▶ **WHAT THE TASK ASKS**: Could you write out every entry exactly as it stands?

▶ **RAW RECORDS**:
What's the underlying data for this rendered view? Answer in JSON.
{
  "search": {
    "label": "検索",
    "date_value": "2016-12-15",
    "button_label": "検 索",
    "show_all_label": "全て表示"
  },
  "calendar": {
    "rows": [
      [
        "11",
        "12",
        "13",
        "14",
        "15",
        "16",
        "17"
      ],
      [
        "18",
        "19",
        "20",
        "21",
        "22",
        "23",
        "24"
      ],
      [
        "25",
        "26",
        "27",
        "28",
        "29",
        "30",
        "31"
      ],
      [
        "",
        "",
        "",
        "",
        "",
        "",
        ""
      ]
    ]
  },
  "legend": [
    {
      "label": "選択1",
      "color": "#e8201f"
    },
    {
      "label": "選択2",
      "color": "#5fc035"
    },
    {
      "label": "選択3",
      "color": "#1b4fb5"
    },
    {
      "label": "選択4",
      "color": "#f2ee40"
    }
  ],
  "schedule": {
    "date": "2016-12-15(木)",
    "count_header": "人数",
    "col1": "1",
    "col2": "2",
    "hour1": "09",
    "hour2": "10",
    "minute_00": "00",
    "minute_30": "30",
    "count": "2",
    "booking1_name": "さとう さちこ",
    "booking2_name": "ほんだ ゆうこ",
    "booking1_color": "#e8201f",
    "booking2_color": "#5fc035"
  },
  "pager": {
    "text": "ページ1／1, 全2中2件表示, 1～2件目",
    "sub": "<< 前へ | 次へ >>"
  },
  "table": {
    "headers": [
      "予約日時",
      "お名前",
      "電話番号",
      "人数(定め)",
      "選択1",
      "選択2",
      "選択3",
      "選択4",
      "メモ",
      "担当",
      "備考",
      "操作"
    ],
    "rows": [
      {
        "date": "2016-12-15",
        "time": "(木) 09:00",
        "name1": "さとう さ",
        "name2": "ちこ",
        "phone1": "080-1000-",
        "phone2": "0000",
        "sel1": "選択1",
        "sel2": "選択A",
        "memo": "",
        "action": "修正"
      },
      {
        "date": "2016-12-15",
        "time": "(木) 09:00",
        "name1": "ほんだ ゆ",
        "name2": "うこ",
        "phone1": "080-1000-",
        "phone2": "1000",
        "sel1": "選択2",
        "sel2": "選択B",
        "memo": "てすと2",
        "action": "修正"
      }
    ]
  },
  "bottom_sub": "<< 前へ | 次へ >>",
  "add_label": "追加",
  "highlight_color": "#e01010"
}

▶ **SOLVED PROBLEM**:
What's the underlying data for this rendered view? Answer in JSON.
{
  "search": {
    "label": "検索",
    "date_value": "2016-12-15",
    "button_label": "検 索",
    "show_all_label": "全て表示"
  },
  "calendar": {
    "rows": [
      [
        "11",
        "12",
        "13",
        "14",
        "15",
        "16",
        "17"
      ],
      [
        "18",
        "19",
        "20",
        "21",
        "22",
        "23",
        "24"
      ],
      [
        "25",
        "26",
        "27",
        "28",
        "29",
        "30",
        "31"
      ],
      [
        "",
        "",
        "",
        "",
        "",
        "",
        ""
      ]
    ]
  },
  "legend": [
    {
      "label": "選択1",
      "color": "#e8201f"
    },
    {
      "label": "選択2",
      "color": "#5fc035"
    },
    {
      "label": "選択3",
      "color": "#1b4fb5"
    },
    {
      "label": "選択4",
      "color": "#f2ee40"
    }
  ],
  "schedule": {
    "date": "2016-12-15(木)",
    "count_header": "人数",
    "col1": "1",
    "col2": "2",
    "hour1": "09",
    "hour2": "10",
    "minute_00": "00",
    "minute_30": "30",
    "count": "2",
    "booking1_name": "さとう さちこ",
    "booking2_name": "ほんだ ゆうこ",
    "booking1_color": "#e8201f",
    "booking2_color": "#5fc035"
  },
  "pager": {
    "text": "ページ1／1, 全2中2件表示, 1～2件目",
    "sub": "<< 前へ | 次へ >>"
  },
  "table": {
    "headers": [
      "予約日時",
      "お名前",
      "電話番号",
      "人数(定め)",
      "選択1",
      "選択2",
      "選択3",
      "選択4",
      "メモ",
      "担当",
      "備考",
      "操作"
    ],
    "rows": [
      {
        "date": "2016-12-15",
        "time": "(木) 09:00",
        "name1": "さとう さ",
        "name2": "ちこ",
        "phone1": "080-1000-",
        "phone2": "0000",
        "sel1": "選択1",
        "sel2": "選択A",
        "memo": "",
        "action": "修正"
      },
      {
        "date": "2016-12-15",
        "time": "(木) 09:00",
        "name1": "ほんだ ゆ",
        "name2": "うこ",
        "phone1": "080-1000-",
        "phone2": "1000",
        "sel1": "選択2",
        "sel2": "選択B",
        "memo": "てすと2",
        "action": "修正"
      }
    ]
  },
  "bottom_sub": "<< 前へ | 次へ >>",
  "add_label": "追加",
  "highlight_color": "#e01010"
}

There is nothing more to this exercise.